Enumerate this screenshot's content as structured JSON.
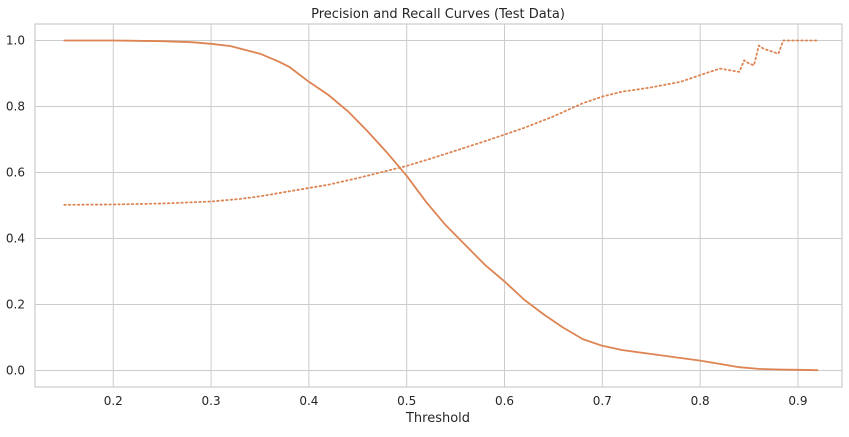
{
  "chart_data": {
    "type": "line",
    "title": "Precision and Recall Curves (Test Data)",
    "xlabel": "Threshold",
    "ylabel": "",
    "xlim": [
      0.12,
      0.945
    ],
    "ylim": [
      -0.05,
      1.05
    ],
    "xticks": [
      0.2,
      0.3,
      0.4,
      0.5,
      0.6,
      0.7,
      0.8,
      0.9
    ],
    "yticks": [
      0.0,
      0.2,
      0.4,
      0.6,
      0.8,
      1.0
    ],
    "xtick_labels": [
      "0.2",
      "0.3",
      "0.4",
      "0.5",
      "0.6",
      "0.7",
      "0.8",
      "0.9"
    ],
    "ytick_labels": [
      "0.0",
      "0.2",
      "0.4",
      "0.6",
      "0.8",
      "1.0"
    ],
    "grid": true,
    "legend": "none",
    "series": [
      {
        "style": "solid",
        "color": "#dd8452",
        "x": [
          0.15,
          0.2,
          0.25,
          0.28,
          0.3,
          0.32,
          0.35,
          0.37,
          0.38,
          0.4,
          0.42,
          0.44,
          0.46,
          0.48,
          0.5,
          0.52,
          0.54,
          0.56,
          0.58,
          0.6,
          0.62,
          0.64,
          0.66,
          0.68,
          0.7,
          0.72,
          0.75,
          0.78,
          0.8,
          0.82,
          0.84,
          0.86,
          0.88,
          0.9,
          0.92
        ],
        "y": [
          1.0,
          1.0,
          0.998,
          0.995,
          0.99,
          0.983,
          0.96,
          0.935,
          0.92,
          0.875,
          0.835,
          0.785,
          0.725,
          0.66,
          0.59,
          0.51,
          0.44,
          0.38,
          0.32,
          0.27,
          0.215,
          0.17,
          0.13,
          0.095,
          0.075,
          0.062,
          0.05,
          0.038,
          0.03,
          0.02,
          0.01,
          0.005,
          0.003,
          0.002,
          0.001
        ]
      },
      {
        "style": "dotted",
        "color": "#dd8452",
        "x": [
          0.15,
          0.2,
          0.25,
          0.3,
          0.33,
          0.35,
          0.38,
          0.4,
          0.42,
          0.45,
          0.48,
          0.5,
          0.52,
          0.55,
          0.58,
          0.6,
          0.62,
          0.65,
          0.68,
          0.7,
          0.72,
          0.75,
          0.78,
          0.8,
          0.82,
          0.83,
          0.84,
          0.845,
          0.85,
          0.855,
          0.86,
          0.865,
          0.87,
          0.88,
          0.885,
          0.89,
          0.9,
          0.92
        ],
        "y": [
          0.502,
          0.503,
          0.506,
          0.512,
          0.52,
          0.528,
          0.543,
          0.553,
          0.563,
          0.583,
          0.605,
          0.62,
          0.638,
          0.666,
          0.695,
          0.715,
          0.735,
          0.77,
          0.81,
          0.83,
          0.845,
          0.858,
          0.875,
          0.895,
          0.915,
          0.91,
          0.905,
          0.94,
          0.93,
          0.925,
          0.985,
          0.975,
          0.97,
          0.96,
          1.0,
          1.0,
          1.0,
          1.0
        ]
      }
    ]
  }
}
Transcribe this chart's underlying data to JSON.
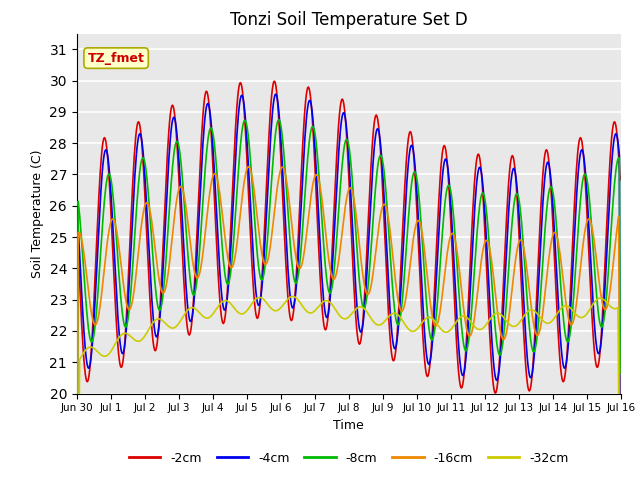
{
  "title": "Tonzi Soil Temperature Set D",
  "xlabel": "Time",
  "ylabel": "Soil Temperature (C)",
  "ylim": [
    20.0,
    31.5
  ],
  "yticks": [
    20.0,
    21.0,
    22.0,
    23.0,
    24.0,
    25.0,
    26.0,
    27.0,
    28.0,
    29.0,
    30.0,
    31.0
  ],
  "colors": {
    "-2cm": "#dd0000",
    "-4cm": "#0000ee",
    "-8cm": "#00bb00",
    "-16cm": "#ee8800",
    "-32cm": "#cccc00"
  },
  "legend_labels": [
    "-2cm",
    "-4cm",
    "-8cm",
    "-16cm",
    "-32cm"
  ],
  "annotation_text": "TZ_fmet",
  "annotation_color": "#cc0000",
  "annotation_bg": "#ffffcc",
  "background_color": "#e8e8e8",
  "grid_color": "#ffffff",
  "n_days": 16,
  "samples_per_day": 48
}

...

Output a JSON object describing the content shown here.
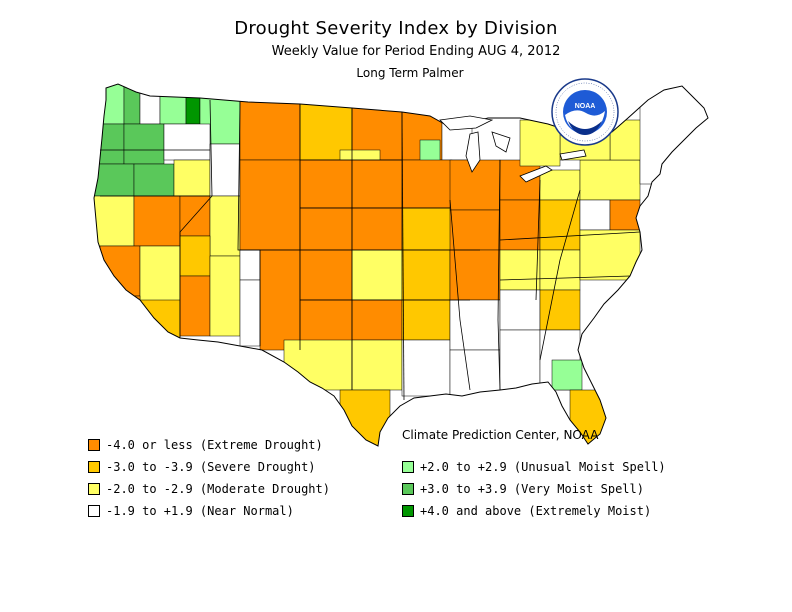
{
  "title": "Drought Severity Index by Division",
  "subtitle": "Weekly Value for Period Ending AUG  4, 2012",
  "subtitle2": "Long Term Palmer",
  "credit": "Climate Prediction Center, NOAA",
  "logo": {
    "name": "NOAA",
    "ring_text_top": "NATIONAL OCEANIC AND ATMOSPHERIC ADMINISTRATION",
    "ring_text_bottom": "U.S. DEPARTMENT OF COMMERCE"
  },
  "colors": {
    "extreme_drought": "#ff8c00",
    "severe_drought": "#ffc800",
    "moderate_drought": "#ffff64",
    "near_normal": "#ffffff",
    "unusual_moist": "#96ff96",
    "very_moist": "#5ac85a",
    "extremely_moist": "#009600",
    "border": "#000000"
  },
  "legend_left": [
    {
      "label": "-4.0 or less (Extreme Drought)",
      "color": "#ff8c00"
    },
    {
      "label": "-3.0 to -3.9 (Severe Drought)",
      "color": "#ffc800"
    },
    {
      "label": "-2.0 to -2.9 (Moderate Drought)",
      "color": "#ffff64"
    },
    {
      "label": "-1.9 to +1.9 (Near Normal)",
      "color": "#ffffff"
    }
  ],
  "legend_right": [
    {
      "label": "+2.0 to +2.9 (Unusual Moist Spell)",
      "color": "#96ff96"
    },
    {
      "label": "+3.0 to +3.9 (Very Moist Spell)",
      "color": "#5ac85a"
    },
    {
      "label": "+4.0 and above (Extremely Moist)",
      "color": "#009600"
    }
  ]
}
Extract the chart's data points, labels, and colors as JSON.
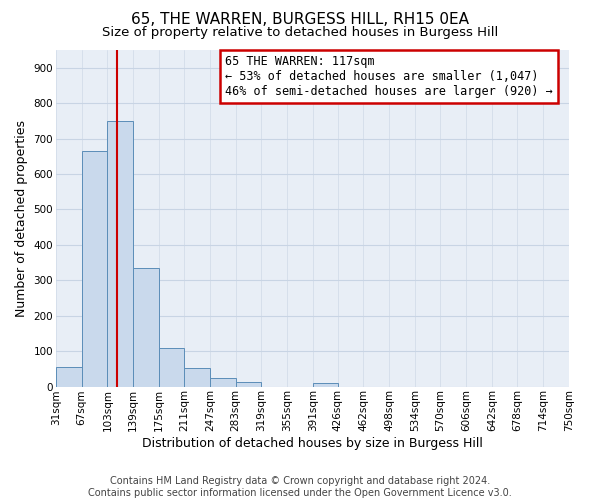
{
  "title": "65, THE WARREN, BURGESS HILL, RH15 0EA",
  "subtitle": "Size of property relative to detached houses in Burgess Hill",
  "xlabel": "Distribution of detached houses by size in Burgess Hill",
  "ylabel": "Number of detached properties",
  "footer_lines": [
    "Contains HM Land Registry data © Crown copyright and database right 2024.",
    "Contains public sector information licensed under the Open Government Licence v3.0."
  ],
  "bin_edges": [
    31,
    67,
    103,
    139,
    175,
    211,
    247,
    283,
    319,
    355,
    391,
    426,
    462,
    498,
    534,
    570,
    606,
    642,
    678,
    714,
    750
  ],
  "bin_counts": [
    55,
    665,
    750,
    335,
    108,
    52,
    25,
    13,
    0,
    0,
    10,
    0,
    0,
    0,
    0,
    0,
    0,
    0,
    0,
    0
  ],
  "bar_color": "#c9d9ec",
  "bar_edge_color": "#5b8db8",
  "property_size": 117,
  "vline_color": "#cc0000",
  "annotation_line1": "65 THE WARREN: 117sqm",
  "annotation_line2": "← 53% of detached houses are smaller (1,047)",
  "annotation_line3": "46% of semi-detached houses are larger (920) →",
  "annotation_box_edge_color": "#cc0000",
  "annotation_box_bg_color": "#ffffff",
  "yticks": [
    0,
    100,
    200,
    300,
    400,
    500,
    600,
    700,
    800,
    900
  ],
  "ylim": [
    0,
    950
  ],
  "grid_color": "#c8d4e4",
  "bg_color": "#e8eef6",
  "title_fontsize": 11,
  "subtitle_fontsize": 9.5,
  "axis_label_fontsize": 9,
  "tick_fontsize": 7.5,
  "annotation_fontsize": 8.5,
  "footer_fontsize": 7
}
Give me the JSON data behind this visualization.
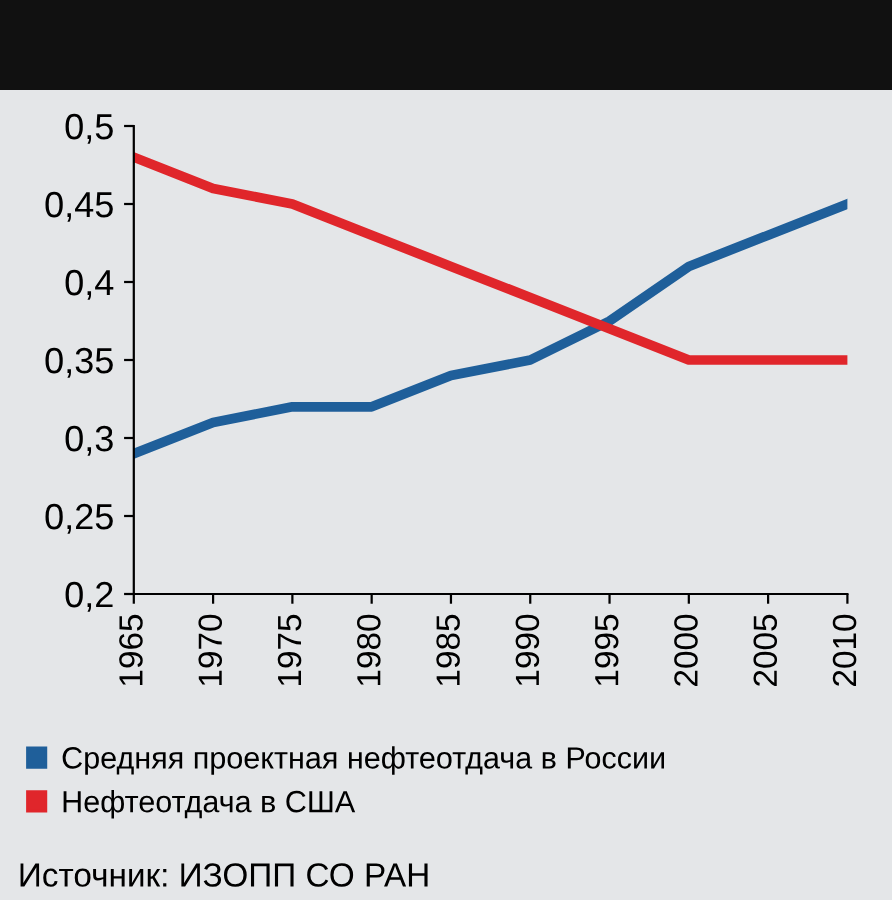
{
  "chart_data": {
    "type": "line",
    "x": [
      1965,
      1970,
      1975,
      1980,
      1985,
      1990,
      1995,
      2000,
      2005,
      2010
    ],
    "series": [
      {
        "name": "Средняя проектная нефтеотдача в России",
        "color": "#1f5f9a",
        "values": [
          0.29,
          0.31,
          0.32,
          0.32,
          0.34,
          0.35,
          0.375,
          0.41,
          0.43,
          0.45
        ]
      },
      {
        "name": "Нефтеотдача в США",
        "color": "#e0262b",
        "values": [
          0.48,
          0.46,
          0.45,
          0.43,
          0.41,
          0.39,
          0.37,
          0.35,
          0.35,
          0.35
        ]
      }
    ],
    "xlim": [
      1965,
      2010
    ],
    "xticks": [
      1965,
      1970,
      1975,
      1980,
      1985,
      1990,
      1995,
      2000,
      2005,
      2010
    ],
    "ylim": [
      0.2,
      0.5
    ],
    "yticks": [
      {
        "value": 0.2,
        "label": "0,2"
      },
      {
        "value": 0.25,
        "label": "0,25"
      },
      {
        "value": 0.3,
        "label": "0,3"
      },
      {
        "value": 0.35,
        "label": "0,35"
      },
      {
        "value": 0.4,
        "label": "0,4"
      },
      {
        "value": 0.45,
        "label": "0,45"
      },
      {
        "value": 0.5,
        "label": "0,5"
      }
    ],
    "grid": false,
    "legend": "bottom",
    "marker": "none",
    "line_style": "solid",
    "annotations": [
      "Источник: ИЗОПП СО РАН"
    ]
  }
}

==

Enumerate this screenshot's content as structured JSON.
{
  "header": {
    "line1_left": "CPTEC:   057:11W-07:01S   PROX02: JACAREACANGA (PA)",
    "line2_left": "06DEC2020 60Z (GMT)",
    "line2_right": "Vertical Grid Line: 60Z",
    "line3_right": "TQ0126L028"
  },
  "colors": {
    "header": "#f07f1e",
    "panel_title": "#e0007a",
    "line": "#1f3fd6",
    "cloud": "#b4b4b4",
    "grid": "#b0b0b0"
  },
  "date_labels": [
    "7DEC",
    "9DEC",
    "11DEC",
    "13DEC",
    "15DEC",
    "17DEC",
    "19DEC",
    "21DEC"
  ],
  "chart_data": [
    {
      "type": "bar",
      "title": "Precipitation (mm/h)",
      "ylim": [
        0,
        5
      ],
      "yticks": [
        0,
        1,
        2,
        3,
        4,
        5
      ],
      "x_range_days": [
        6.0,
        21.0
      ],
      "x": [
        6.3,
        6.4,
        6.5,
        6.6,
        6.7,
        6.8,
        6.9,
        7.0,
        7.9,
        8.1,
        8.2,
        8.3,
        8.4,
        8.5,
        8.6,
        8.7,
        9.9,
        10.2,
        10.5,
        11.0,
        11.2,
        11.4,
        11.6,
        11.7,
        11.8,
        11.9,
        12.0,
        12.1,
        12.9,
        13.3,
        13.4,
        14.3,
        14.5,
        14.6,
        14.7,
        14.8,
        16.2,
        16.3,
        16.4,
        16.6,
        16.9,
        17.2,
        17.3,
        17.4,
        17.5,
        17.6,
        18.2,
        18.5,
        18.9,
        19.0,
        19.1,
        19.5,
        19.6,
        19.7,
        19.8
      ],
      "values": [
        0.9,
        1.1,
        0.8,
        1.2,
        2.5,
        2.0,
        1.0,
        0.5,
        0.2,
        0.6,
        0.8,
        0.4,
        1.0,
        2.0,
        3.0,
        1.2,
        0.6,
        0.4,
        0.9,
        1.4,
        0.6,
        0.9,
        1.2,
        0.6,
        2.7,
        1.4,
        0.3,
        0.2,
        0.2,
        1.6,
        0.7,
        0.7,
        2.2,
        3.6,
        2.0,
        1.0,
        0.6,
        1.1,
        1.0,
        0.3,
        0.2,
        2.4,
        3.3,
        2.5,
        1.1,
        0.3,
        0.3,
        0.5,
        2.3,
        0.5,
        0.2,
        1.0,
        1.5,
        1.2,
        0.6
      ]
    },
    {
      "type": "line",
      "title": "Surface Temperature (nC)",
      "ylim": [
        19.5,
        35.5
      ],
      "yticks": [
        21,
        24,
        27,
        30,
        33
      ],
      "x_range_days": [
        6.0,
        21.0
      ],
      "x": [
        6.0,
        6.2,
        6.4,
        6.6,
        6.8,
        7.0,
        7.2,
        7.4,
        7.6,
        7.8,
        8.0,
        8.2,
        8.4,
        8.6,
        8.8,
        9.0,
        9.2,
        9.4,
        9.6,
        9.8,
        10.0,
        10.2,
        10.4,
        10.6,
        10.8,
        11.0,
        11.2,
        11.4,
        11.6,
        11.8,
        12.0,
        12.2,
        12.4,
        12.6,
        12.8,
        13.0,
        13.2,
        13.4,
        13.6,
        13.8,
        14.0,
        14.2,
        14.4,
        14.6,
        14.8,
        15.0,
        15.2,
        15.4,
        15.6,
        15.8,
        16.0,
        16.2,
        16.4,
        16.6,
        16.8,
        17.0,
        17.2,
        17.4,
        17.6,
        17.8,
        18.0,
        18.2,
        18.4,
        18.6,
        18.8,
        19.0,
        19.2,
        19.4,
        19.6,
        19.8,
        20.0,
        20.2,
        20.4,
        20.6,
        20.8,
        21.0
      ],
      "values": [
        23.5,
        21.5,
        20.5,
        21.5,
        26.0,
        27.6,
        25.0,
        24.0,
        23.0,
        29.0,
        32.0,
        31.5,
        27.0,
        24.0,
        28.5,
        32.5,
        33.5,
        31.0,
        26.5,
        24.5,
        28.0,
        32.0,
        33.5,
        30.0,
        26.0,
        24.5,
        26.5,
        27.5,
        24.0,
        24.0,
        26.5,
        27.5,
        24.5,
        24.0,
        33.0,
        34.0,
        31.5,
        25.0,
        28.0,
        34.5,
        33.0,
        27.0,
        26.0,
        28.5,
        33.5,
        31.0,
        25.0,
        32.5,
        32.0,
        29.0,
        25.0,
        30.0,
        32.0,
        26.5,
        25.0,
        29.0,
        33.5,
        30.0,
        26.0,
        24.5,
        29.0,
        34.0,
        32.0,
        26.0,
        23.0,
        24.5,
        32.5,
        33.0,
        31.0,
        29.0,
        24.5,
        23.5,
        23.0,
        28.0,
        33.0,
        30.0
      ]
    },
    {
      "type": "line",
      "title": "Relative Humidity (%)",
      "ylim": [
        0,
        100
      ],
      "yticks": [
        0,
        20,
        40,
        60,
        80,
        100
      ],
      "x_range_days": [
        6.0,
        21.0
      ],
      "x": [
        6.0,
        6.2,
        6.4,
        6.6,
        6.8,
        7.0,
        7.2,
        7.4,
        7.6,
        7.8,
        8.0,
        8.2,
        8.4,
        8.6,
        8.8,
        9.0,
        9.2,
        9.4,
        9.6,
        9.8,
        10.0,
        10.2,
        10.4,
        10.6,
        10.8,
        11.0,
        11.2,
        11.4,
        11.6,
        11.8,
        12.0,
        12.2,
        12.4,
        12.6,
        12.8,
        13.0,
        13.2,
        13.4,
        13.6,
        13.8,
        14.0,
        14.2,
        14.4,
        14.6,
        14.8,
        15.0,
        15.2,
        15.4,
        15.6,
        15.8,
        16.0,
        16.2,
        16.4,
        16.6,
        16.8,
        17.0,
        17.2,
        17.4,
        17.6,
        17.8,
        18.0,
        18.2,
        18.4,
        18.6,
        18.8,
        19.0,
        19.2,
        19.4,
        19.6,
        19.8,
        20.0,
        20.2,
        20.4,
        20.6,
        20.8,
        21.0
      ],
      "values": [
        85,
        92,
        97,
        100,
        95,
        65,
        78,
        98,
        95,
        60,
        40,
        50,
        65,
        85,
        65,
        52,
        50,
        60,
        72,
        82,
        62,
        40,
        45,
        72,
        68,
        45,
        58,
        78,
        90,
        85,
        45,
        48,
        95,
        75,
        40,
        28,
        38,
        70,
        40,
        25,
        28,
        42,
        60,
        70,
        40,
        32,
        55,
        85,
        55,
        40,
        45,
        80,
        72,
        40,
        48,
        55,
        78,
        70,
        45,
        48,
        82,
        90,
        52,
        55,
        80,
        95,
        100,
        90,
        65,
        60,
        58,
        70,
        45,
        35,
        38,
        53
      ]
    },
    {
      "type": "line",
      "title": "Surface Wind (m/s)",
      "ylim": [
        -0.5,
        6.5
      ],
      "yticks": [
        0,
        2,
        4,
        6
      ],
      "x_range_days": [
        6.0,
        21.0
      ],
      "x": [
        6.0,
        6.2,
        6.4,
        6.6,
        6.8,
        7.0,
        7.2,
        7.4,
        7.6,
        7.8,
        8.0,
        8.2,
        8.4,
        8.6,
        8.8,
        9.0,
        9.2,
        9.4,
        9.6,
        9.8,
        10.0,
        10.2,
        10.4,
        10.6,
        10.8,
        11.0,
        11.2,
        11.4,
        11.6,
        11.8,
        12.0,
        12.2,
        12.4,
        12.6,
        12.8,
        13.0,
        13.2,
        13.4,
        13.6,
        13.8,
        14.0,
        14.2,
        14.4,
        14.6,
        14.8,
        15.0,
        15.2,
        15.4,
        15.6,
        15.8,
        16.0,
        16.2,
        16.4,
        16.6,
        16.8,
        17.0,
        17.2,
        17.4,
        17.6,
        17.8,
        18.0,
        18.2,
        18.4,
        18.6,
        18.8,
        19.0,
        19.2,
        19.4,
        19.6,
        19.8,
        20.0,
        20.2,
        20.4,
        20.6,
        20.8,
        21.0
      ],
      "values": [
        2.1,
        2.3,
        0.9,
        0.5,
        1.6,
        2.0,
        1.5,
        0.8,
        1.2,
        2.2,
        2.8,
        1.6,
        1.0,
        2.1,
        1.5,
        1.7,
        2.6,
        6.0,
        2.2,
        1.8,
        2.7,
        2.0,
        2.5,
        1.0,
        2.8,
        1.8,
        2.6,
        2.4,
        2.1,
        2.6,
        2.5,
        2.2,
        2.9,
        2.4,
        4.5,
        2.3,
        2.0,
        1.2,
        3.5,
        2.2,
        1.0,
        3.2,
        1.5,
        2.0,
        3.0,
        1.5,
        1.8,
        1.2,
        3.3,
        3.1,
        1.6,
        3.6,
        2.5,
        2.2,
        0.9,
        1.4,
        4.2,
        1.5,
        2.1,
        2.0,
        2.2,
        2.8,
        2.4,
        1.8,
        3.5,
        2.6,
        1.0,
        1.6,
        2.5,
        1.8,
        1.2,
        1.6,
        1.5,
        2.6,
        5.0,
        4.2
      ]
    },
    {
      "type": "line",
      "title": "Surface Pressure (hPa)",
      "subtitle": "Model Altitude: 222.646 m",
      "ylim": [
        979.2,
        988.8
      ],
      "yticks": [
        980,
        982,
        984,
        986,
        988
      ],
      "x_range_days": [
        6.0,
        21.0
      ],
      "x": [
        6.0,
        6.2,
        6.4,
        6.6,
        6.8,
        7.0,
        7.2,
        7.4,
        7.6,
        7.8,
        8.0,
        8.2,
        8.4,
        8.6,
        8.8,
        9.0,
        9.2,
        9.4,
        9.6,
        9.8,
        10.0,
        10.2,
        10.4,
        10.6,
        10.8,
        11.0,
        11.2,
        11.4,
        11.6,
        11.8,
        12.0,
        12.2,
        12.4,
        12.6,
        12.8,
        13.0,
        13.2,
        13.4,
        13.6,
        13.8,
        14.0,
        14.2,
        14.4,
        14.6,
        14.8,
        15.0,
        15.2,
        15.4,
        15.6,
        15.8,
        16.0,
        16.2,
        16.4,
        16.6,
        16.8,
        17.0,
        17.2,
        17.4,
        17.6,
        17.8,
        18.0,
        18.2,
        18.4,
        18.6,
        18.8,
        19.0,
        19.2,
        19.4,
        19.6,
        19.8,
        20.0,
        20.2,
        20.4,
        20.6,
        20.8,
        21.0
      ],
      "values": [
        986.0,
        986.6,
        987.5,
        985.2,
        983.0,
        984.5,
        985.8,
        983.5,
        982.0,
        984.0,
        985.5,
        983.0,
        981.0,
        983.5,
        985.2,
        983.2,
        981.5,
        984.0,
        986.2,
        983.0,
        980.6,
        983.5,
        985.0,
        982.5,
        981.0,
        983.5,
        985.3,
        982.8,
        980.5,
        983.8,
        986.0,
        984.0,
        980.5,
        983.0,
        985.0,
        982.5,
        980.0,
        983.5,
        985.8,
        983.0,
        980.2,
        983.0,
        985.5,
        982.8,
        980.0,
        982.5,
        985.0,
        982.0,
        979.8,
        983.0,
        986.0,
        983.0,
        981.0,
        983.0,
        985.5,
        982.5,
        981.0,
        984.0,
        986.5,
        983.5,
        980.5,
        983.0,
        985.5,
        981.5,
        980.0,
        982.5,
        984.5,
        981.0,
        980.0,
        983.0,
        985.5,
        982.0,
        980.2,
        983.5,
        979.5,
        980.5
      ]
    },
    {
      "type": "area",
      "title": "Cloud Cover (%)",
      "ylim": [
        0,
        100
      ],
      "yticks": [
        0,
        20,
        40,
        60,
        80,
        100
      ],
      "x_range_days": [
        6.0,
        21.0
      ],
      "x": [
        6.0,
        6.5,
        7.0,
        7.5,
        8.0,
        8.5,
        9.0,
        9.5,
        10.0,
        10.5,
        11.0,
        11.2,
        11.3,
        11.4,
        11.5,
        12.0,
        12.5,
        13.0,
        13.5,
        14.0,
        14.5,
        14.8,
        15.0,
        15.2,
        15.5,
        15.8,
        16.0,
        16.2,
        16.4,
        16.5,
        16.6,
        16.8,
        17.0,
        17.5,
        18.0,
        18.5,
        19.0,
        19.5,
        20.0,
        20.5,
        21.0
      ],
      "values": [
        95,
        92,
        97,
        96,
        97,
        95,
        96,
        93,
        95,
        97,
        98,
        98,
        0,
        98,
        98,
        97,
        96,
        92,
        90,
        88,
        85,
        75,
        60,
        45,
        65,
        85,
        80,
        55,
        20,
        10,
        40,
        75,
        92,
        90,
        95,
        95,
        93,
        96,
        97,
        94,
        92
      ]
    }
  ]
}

Exercise brief: State the count of lines in the data holding the word "Contains", adding nothing to it.

Exercise solution: 2